Task prompt: Your task is to transcribe all of the data below exactly, omitting the images.

Supplied data:
- - -

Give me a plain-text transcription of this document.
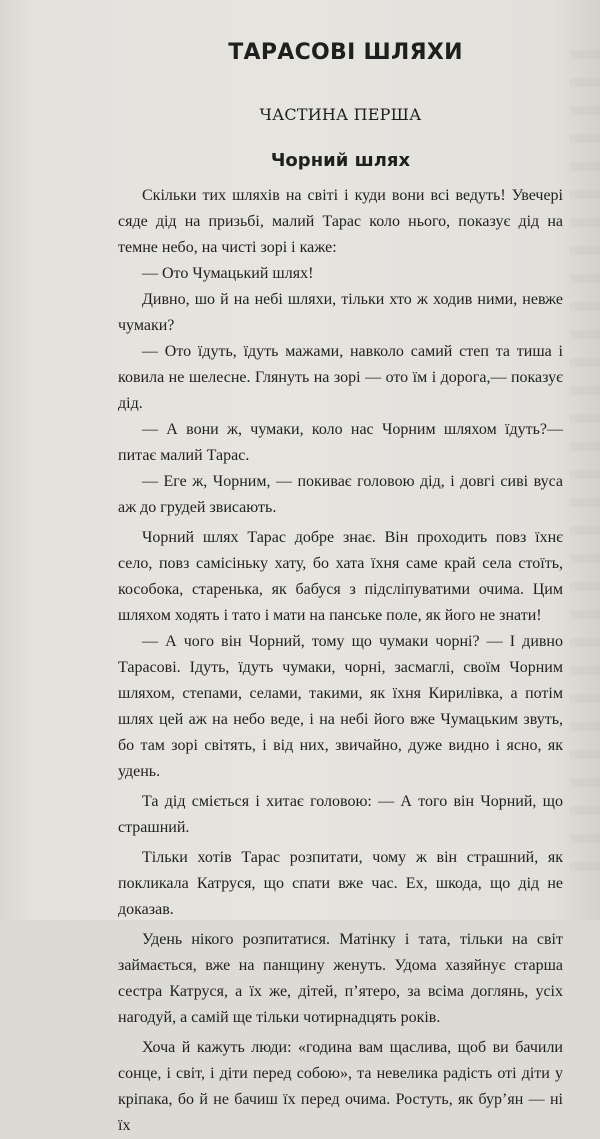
ТАРАСОВІ ШЛЯХИ
ЧАСТИНА ПЕРША
Чорний шлях

Скільки тих шляхів на світі і куди вони всі ведуть! Увечері сяде дід на призьбі, малий Тарас коло нього, показує дід на темне небо, на чисті зорі і каже:

— Ото Чумацький шлях!

Дивно, шо й на небі шляхи, тільки хто ж ходив ними, невже чумаки?

— Ото їдуть, їдуть мажами, навколо самий степ та тиша і ковила не шелесне. Глянуть на зорі — ото їм і дорога,— показує дід.

— А вони ж, чумаки, коло нас Чорним шляхом їдуть?— питає малий Тарас.

— Еге ж, Чорним, — покиває головою дід, і довгі сиві вуса аж до грудей звисають.

Чорний шлях Тарас добре знає. Він проходить повз їхнє село, повз самісіньку хату, бо хата їхня саме край села стоїть, кособока, старенька, як бабуся з підсліпуватими очима. Цим шляхом ходять і тато і мати на панське поле, як його не знати!

— А чого він Чорний, тому що чумаки чорні? — І дивно Тарасові. Ідуть, їдуть чумаки, чорні, засмаглі, своїм Чорним шляхом, степами, селами, такими, як їхня Кирилівка, а потім шлях цей аж на небо веде, і на небі його вже Чумацьким звуть, бо там зорі світять, і від них, звичайно, дуже видно і ясно, як удень.

Та дід сміється і хитає головою: — А того він Чорний, що страшний.

Тільки хотів Тарас розпитати, чому ж він страшний, як покликала Катруся, що спати вже час. Ех, шкода, що дід не доказав.

Удень нікого розпитатися. Матінку і тата, тільки на світ займається, вже на панщину женуть. Удома хазяйнує старша сестра Катруся, а їх же, дітей, п’ятеро, за всіма доглянь, усіх нагодуй, а самій ще тільки чотирнадцять років.

Хоча й кажуть люди: «година вам щаслива, щоб ви бачили сонце, і світ, і діти перед собою», та невелика радість оті діти у кріпака, бо й не бачиш їх перед очима. Ростуть, як бур’ян — ні їх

- - -

Solution to this exercise:
Give me a plain-text transcription of this document.
ТАРАСОВІ ШЛЯХИ
ЧАСТИНА ПЕРША
Чорний шлях

Скільки тих шляхів на світі і куди вони всі ведуть! Увечері сяде дід на призьбі, малий Тарас коло нього, показує дід на темне небо, на чисті зорі і каже:

— Ото Чумацький шлях!

Дивно, шо й на небі шляхи, тільки хто ж ходив ними, невже чумаки?

— Ото їдуть, їдуть мажами, навколо самий степ та тиша і ковила не шелесне. Глянуть на зорі — ото їм і дорога,— показує дід.

— А вони ж, чумаки, коло нас Чорним шляхом їдуть?— питає малий Тарас.

— Еге ж, Чорним, — покиває головою дід, і довгі сиві вуса аж до грудей звисають.

Чорний шлях Тарас добре знає. Він проходить повз їхнє село, повз самісіньку хату, бо хата їхня саме край села стоїть, кособока, старенька, як бабуся з підсліпуватими очима. Цим шляхом ходять і тато і мати на панське поле, як його не знати!

— А чого він Чорний, тому що чумаки чорні? — І дивно Тарасові. Ідуть, їдуть чумаки, чорні, засмаглі, своїм Чорним шляхом, степами, селами, такими, як їхня Кирилівка, а потім шлях цей аж на небо веде, і на небі його вже Чумацьким звуть, бо там зорі світять, і від них, звичайно, дуже видно і ясно, як удень.

Та дід сміється і хитає головою: — А того він Чорний, що страшний.

Тільки хотів Тарас розпитати, чому ж він страшний, як покликала Катруся, що спати вже час. Ех, шкода, що дід не доказав.

Удень нікого розпитатися. Матінку і тата, тільки на світ займається, вже на панщину женуть. Удома хазяйнує старша сестра Катруся, а їх же, дітей, п’ятеро, за всіма доглянь, усіх нагодуй, а самій ще тільки чотирнадцять років.

Хоча й кажуть люди: «година вам щаслива, щоб ви бачили сонце, і світ, і діти перед собою», та невелика радість оті діти у кріпака, бо й не бачиш їх перед очима. Ростуть, як бур’ян — ні їх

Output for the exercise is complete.